* _Extracted data_
══════════

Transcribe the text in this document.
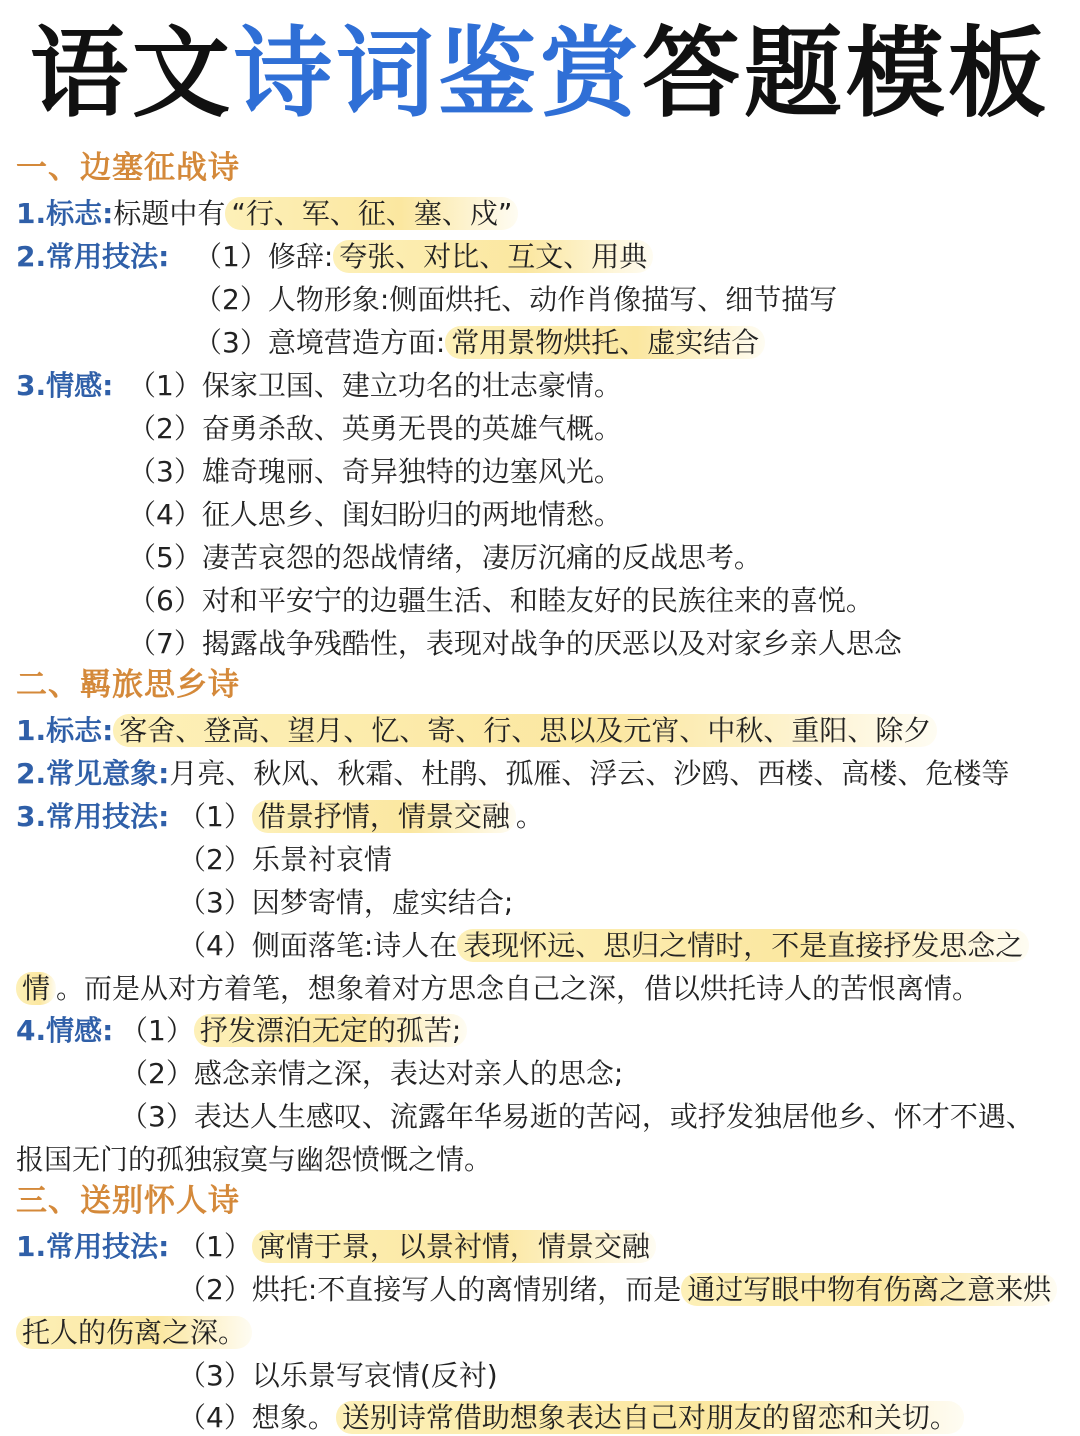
语文诗词鉴赏答题模板
一、边塞征战诗
1.标志:标题中有 “行、军、征、塞、戍”
2.常用技法: （1）修辞: 夸张、对比、互文、用典
（2）人物形象:侧面烘托、动作肖像描写、细节描写
（3）意境营造方面: 常用景物烘托、虚实结合
3.情感: （1）保家卫国、建立功名的壮志豪情。
（2）奋勇杀敌、英勇无畏的英雄气概。
（3）雄奇瑰丽、奇异独特的边塞风光。
（4）征人思乡、闺妇盼归的两地情愁。
（5）凄苦哀怨的怨战情绪，凄厉沉痛的反战思考。
（6）对和平安宁的边疆生活、和睦友好的民族往来的喜悦。
（7）揭露战争残酷性，表现对战争的厌恶以及对家乡亲人思念
二、羁旅思乡诗
1.标志: 客舍、登高、望月、忆、寄、行、思以及元宵、中秋、重阳、除夕
2.常见意象:月亮、秋风、秋霜、杜鹃、孤雁、浮云、沙鸥、西楼、高楼、危楼等
3.常用技法: （1） 借景抒情，情景交融 。
（2）乐景衬哀情
（3）因梦寄情，虚实结合;
（4）侧面落笔:诗人在 表现怀远、思归之情时，不是直接抒发思念之
情 。而是从对方着笔，想象着对方思念自己之深，借以烘托诗人的苦恨离情。
4.情感: （1） 抒发漂泊无定的孤苦;
（2）感念亲情之深，表达对亲人的思念;
（3）表达人生感叹、流露年华易逝的苦闷，或抒发独居他乡、怀才不遇、
报国无门的孤独寂寞与幽怨愤慨之情。
三、送别怀人诗
1.常用技法: （1） 寓情于景，以景衬情，情景交融
（2）烘托:不直接写人的离情别绪，而是 通过写眼中物有伤离之意来烘
托人的伤离之深。
（3）以乐景写哀情(反衬)
（4）想象。 送别诗常借助想象表达自己对朋友的留恋和关切。
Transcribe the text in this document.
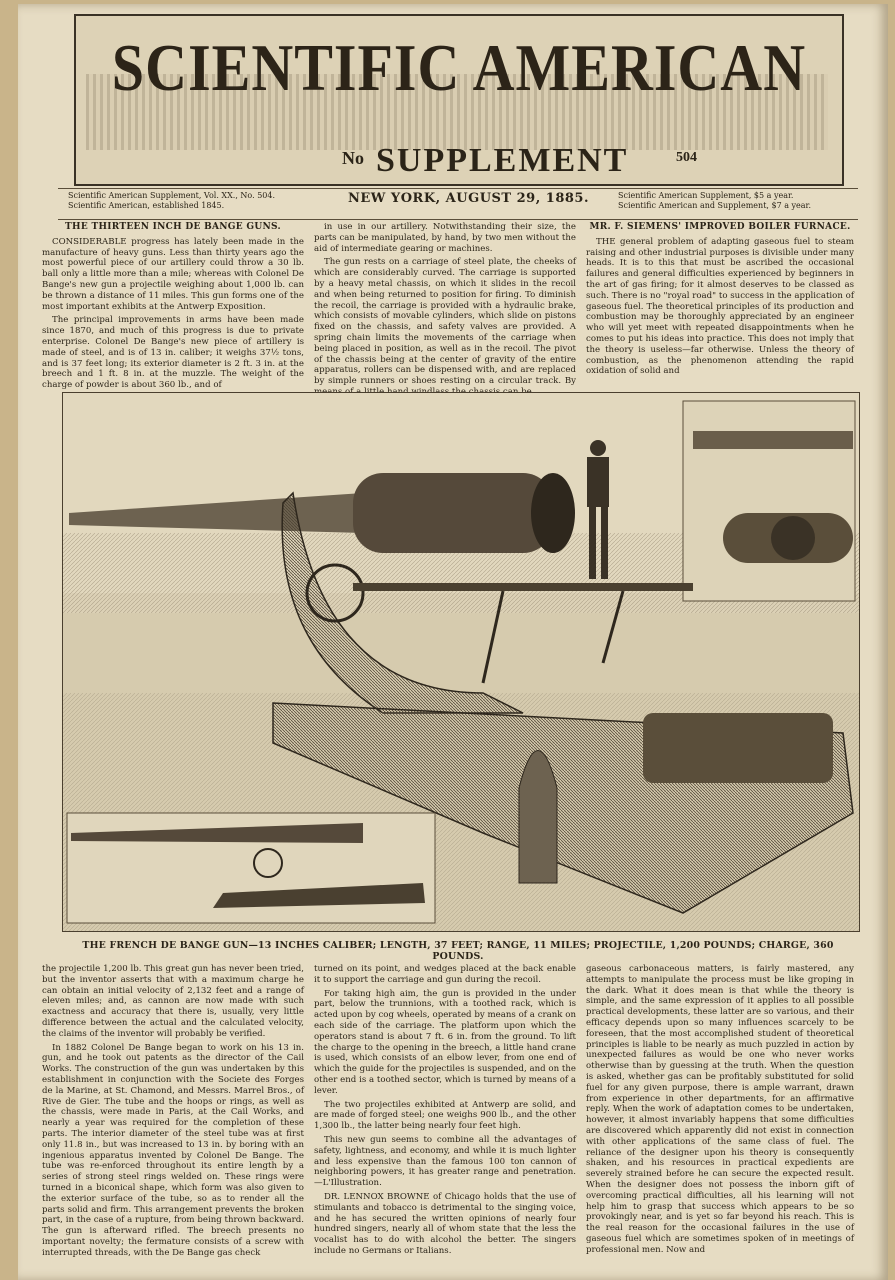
SCIENTIFIC AMERICAN
No SUPPLEMENT	504
Scientific American Supplement, Vol. XX., No. 504.
Scientific American, established 1845.	NEW YORK, AUGUST 29, 1885.	Scientific American Supplement, $5 a year.
Scientific American and Supplement, $7 a year.
THE THIRTEEN INCH DE BANGE GUNS.

CONSIDERABLE progress has lately been made in the manufacture of heavy guns. Less than thirty years ago the most powerful piece of our artillery could throw a 30 lb. ball only a little more than a mile; whereas with Colonel De Bange's new gun a projectile weighing about 1,000 lb. can be thrown a distance of 11 miles. This gun forms one of the most important exhibits at the Antwerp Exposition.

The principal improvements in arms have been made since 1870, and much of this progress is due to private enterprise. Colonel De Bange's new piece of artillery is made of steel, and is of 13 in. caliber; it weighs 37½ tons, and is 37 feet long; its exterior diameter is 2 ft. 3 in. at the breech and 1 ft. 8 in. at the muzzle. The weight of the charge of powder is about 360 lb., and of

in use in our artillery. Notwithstanding their size, the parts can be manipulated, by hand, by two men without the aid of intermediate gearing or machines.

The gun rests on a carriage of steel plate, the cheeks of which are considerably curved. The carriage is supported by a heavy metal chassis, on which it slides in the recoil and when being returned to position for firing. To diminish the recoil, the carriage is provided with a hydraulic brake, which consists of movable cylinders, which slide on pistons fixed on the chassis, and safety valves are provided. A spring chain limits the movements of the carriage when being placed in position, as well as in the recoil. The pivot of the chassis being at the center of gravity of the entire apparatus, rollers can be dispensed with, and are replaced by simple runners or shoes resting on a circular track. By

MR. F. SIEMENS' IMPROVED BOILER FURNACE.

THE general problem of adapting gaseous fuel to steam raising and other industrial purposes is divisible under many heads. It is to this that must be ascribed the occasional failures and general difficulties experienced by beginners in the art of gas firing; for it almost deserves to be classed as such. There is no "royal road" to success in the application of gaseous fuel. The theoretical principles of its production and combustion may be thoroughly appreciated by an engineer who will yet meet with repeated disappointments when he comes to put his ideas into practice. This does not imply that the theory is useless—far otherwise. Unless the theory of combustion, as the phenomenon attending the rapid oxidation of solid and

THE FRENCH DE BANGE GUN—13 INCHES CALIBER; LENGTH, 37 FEET; RANGE, 11 MILES; PROJECTILE, 1,200 POUNDS; CHARGE, 360 POUNDS.

the projectile 1,200 lb. This great gun has never been tried, but the inventor asserts that with a maximum charge he can obtain an initial velocity of 2,132 feet and a range of eleven miles; and, as cannon are now made with such exactness and accuracy that there is, usually, very little difference between the actual and the calculated velocity, the claims of the inventor will probably be verified.

In 1882 Colonel De Bange began to work on his 13 in. gun, and he took out patents as the director of the Cail Works. The construction of the gun was undertaken by this establishment in conjunction with the Societe des Forges de la Marine, at St. Chamond, and Messrs. Marrel Bros., of Rive de Gier. The tube and the hoops or rings, as well as the chassis, were made in Paris, at the Cail Works, and nearly a year was required for the completion of these parts. The interior diameter of the steel tube was at first only 11.8 in., but was increased to 13 in. by boring with an ingenious apparatus invented by Colonel De Bange. The tube was re-enforced throughout its entire length by a series of strong steel rings welded on. These rings were turned in a biconical shape, which form was also given to the exterior surface of the tube, so as to render all the parts solid and firm. This arrangement prevents the broken part, in the case of a rupture, from being thrown backward. The gun is afterward rifled. The breech presents no important novelty; the fermature consists of a screw with interrupted threads, with the De Bange gas check

turned on its point, and wedges placed at the back enable it to support the carriage and gun during the recoil.

For taking high aim, the gun is provided in the under part, below the trunnions, with a toothed rack, which is acted upon by cog wheels, operated by means of a crank on each side of the carriage. The platform upon which the operators stand is about 7 ft. 6 in. from the ground. To lift the charge to the opening in the breech, a little hand crane is used, which consists of an elbow lever, from one end of which the guide for the projectiles is suspended, and on the other end is a toothed sector, which is turned by means of a lever.

The two projectiles exhibited at Antwerp are solid, and are made of forged steel; one weighs 900 lb., and the other 1,300 lb., the latter being nearly four feet high.

This new gun seems to combine all the advantages of safety, lightness, and economy, and while it is much lighter and less expensive than the famous 100 ton cannon of neighboring powers, it has greater range and penetration.—L'Illustration.

DR. LENNOX BROWNE of Chicago holds that the use of stimulants and tobacco is detrimental to the singing voice, and he has secured the written opinions of nearly four hundred singers, nearly all of whom state that the less the vocalist has to do with alcohol the better. The singers include no Germans or Italians.

gaseous carbonaceous matters, is fairly mastered, any attempts to manipulate the process must be like groping in the dark. What it does mean is that while the theory is simple, and the same expression of it applies to all possible practical developments, these latter are so various, and their efficacy depends upon so many influences scarcely to be foreseen, that the most accomplished student of theoretical principles is liable to be nearly as much puzzled in action by unexpected failures as would be one who never works otherwise than by guessing at the truth. When the question is asked, whether gas can be profitably substituted for solid fuel for any given purpose, there is ample warrant, drawn from experience in other departments, for an affirmative reply. When the work of adaptation comes to be undertaken, however, it almost invariably happens that some difficulties are discovered which apparently did not exist in connection with other applications of the same class of fuel. The reliance of the designer upon his theory is consequently shaken, and his resources in practical expedients are severely strained before he can secure the expected result. When the designer does not possess the inborn gift of overcoming practical difficulties, all his learning will not help him to grasp that success which appears to be so provokingly near, and is yet so far beyond his reach. This is the real reason for the occasional failures in the use of gaseous fuel which are sometimes spoken of in meetings of professional men. Now and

══════════

* _To do_
Print out the whole of the material word for word, without pictures.

* _Exercise output_
Transcribe the text in this document.
语文诗词鉴赏答题模板
一、边塞征战诗
1.标志:标题中有 “行、军、征、塞、戍”
2.常用技法: （1）修辞: 夸张、对比、互文、用典
（2）人物形象:侧面烘托、动作肖像描写、细节描写
（3）意境营造方面: 常用景物烘托、虚实结合
3.情感: （1）保家卫国、建立功名的壮志豪情。
（2）奋勇杀敌、英勇无畏的英雄气概。
（3）雄奇瑰丽、奇异独特的边塞风光。
（4）征人思乡、闺妇盼归的两地情愁。
（5）凄苦哀怨的怨战情绪，凄厉沉痛的反战思考。
（6）对和平安宁的边疆生活、和睦友好的民族往来的喜悦。
（7）揭露战争残酷性，表现对战争的厌恶以及对家乡亲人思念
二、羁旅思乡诗
1.标志: 客舍、登高、望月、忆、寄、行、思以及元宵、中秋、重阳、除夕
2.常见意象:月亮、秋风、秋霜、杜鹃、孤雁、浮云、沙鸥、西楼、高楼、危楼等
3.常用技法: （1） 借景抒情，情景交融 。
（2）乐景衬哀情
（3）因梦寄情，虚实结合;
（4）侧面落笔:诗人在 表现怀远、思归之情时，不是直接抒发思念之
情 。而是从对方着笔，想象着对方思念自己之深，借以烘托诗人的苦恨离情。
4.情感: （1） 抒发漂泊无定的孤苦;
（2）感念亲情之深，表达对亲人的思念;
（3）表达人生感叹、流露年华易逝的苦闷，或抒发独居他乡、怀才不遇、
报国无门的孤独寂寞与幽怨愤慨之情。
三、送别怀人诗
1.常用技法: （1） 寓情于景，以景衬情，情景交融
（2）烘托:不直接写人的离情别绪，而是 通过写眼中物有伤离之意来烘
托人的伤离之深。
（3）以乐景写哀情(反衬)
（4）想象。 送别诗常借助想象表达自己对朋友的留恋和关切。
Transcribe the text in this document.
SCIENTIFIC AMERICAN
No SUPPLEMENT	504
Scientific American Supplement, Vol. XX., No. 504.
Scientific American, established 1845.	NEW YORK, AUGUST 29, 1885.	Scientific American Supplement, $5 a year.
Scientific American and Supplement, $7 a year.
THE THIRTEEN INCH DE BANGE GUNS.

CONSIDERABLE progress has lately been made in the manufacture of heavy guns. Less than thirty years ago the most powerful piece of our artillery could throw a 30 lb. ball only a little more than a mile; whereas with Colonel De Bange's new gun a projectile weighing about 1,000 lb. can be thrown a distance of 11 miles. This gun forms one of the most important exhibits at the Antwerp Exposition.

The principal improvements in arms have been made since 1870, and much of this progress is due to private enterprise. Colonel De Bange's new piece of artillery is made of steel, and is of 13 in. caliber; it weighs 37½ tons, and is 37 feet long; its exterior diameter is 2 ft. 3 in. at the breech and 1 ft. 8 in. at the muzzle. The weight of the charge of powder is about 360 lb., and of

in use in our artillery. Notwithstanding their size, the parts can be manipulated, by hand, by two men without the aid of intermediate gearing or machines.

The gun rests on a carriage of steel plate, the cheeks of which are considerably curved. The carriage is supported by a heavy metal chassis, on which it slides in the recoil and when being returned to position for firing. To diminish the recoil, the carriage is provided with a hydraulic brake, which consists of movable cylinders, which slide on pistons fixed on the chassis, and safety valves are provided. A spring chain limits the movements of the carriage when being placed in position, as well as in the recoil. The pivot of the chassis being at the center of gravity of the entire apparatus, rollers can be dispensed with, and are replaced by simple runners or shoes resting on a circular track. By

MR. F. SIEMENS' IMPROVED BOILER FURNACE.

THE general problem of adapting gaseous fuel to steam raising and other industrial purposes is divisible under many heads. It is to this that must be ascribed the occasional failures and general difficulties experienced by beginners in the art of gas firing; for it almost deserves to be classed as such. There is no "royal road" to success in the application of gaseous fuel. The theoretical principles of its production and combustion may be thoroughly appreciated by an engineer who will yet meet with repeated disappointments when he comes to put his ideas into practice. This does not imply that the theory is useless—far otherwise. Unless the theory of combustion, as the phenomenon attending the rapid oxidation of solid and

THE FRENCH DE BANGE GUN—13 INCHES CALIBER; LENGTH, 37 FEET; RANGE, 11 MILES; PROJECTILE, 1,200 POUNDS; CHARGE, 360 POUNDS.

the projectile 1,200 lb. This great gun has never been tried, but the inventor asserts that with a maximum charge he can obtain an initial velocity of 2,132 feet and a range of eleven miles; and, as cannon are now made with such exactness and accuracy that there is, usually, very little difference between the actual and the calculated velocity, the claims of the inventor will probably be verified.

In 1882 Colonel De Bange began to work on his 13 in. gun, and he took out patents as the director of the Cail Works. The construction of the gun was undertaken by this establishment in conjunction with the Societe des Forges de la Marine, at St. Chamond, and Messrs. Marrel Bros., of Rive de Gier. The tube and the hoops or rings, as well as the chassis, were made in Paris, at the Cail Works, and nearly a year was required for the completion of these parts. The interior diameter of the steel tube was at first only 11.8 in., but was increased to 13 in. by boring with an ingenious apparatus invented by Colonel De Bange. The tube was re-enforced throughout its entire length by a series of strong steel rings welded on. These rings were turned in a biconical shape, which form was also given to the exterior surface of the tube, so as to render all the parts solid and firm. This arrangement prevents the broken part, in the case of a rupture, from being thrown backward. The gun is afterward rifled. The breech presents no important novelty; the fermature consists of a screw with interrupted threads, with the De Bange gas check

turned on its point, and wedges placed at the back enable it to support the carriage and gun during the recoil.

For taking high aim, the gun is provided in the under part, below the trunnions, with a toothed rack, which is acted upon by cog wheels, operated by means of a crank on each side of the carriage. The platform upon which the operators stand is about 7 ft. 6 in. from the ground. To lift the charge to the opening in the breech, a little hand crane is used, which consists of an elbow lever, from one end of which the guide for the projectiles is suspended, and on the other end is a toothed sector, which is turned by means of a lever.

The two projectiles exhibited at Antwerp are solid, and are made of forged steel; one weighs 900 lb., and the other 1,300 lb., the latter being nearly four feet high.

This new gun seems to combine all the advantages of safety, lightness, and economy, and while it is much lighter and less expensive than the famous 100 ton cannon of neighboring powers, it has greater range and penetration.—L'Illustration.

DR. LENNOX BROWNE of Chicago holds that the use of stimulants and tobacco is detrimental to the singing voice, and he has secured the written opinions of nearly four hundred singers, nearly all of whom state that the less the vocalist has to do with alcohol the better. The singers include no Germans or Italians.

gaseous carbonaceous matters, is fairly mastered, any attempts to manipulate the process must be like groping in the dark. What it does mean is that while the theory is simple, and the same expression of it applies to all possible practical developments, these latter are so various, and their efficacy depends upon so many influences scarcely to be foreseen, that the most accomplished student of theoretical principles is liable to be nearly as much puzzled in action by unexpected failures as would be one who never works otherwise than by guessing at the truth. When the question is asked, whether gas can be profitably substituted for solid fuel for any given purpose, there is ample warrant, drawn from experience in other departments, for an affirmative reply. When the work of adaptation comes to be undertaken, however, it almost invariably happens that some difficulties are discovered which apparently did not exist in connection with other applications of the same class of fuel. The reliance of the designer upon his theory is consequently shaken, and his resources in practical expedients are severely strained before he can secure the expected result. When the designer does not possess the inborn gift of overcoming practical difficulties, all his learning will not help him to grasp that success which appears to be so provokingly near, and is yet so far beyond his reach. This is the real reason for the occasional failures in the use of gaseous fuel which are sometimes spoken of in meetings of professional men. Now and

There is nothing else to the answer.